▶ EXERCISE:
Write out each record again exactly as it stands.

# # # # #

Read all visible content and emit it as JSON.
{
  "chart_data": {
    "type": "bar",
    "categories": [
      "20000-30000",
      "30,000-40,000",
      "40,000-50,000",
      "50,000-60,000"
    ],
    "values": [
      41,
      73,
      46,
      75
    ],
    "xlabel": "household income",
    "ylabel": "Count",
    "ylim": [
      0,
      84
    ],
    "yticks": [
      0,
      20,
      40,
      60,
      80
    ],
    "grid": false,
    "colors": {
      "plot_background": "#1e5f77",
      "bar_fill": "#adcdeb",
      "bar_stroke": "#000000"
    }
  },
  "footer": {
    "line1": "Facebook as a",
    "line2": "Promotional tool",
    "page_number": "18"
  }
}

# # # # #

▶ REPLY:
Read all visible content and emit it as JSON.
{
  "chart_data": {
    "type": "bar",
    "categories": [
      "20000-30000",
      "30,000-40,000",
      "40,000-50,000",
      "50,000-60,000"
    ],
    "values": [
      41,
      73,
      46,
      75
    ],
    "xlabel": "household income",
    "ylabel": "Count",
    "ylim": [
      0,
      84
    ],
    "yticks": [
      0,
      20,
      40,
      60,
      80
    ],
    "grid": false,
    "colors": {
      "plot_background": "#1e5f77",
      "bar_fill": "#adcdeb",
      "bar_stroke": "#000000"
    }
  },
  "footer": {
    "line1": "Facebook as a",
    "line2": "Promotional tool",
    "page_number": "18"
  }
}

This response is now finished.